SHORT EXERCISE: Every line below must be reproduced exactly. Copy them all.

RECORDS SUPPLIED:

════════

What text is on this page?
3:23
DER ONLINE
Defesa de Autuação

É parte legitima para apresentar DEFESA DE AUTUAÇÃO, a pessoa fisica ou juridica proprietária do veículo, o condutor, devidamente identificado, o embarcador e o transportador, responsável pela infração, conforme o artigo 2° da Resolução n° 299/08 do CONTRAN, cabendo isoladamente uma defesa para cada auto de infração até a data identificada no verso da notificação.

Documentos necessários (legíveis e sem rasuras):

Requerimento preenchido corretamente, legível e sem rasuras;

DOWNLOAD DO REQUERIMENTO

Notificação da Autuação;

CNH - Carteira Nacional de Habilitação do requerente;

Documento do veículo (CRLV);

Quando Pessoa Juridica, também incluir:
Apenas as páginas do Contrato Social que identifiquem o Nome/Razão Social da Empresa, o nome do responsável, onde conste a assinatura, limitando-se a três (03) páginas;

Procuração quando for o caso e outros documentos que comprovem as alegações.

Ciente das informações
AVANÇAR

════════

SOLUTION FOR THIS PROBLEM:
What text is on this page?
3:23
DER ONLINE
Defesa de Autuação

É parte legitima para apresentar DEFESA DE AUTUAÇÃO, a pessoa fisica ou juridica proprietária do veículo, o condutor, devidamente identificado, o embarcador e o transportador, responsável pela infração, conforme o artigo 2° da Resolução n° 299/08 do CONTRAN, cabendo isoladamente uma defesa para cada auto de infração até a data identificada no verso da notificação.

Documentos necessários (legíveis e sem rasuras):

Requerimento preenchido corretamente, legível e sem rasuras;

DOWNLOAD DO REQUERIMENTO

Notificação da Autuação;

CNH - Carteira Nacional de Habilitação do requerente;

Documento do veículo (CRLV);

Quando Pessoa Juridica, também incluir:
Apenas as páginas do Contrato Social que identifiquem o Nome/Razão Social da Empresa, o nome do responsável, onde conste a assinatura, limitando-se a três (03) páginas;

Procuração quando for o caso e outros documentos que comprovem as alegações.

Ciente das informações
AVANÇAR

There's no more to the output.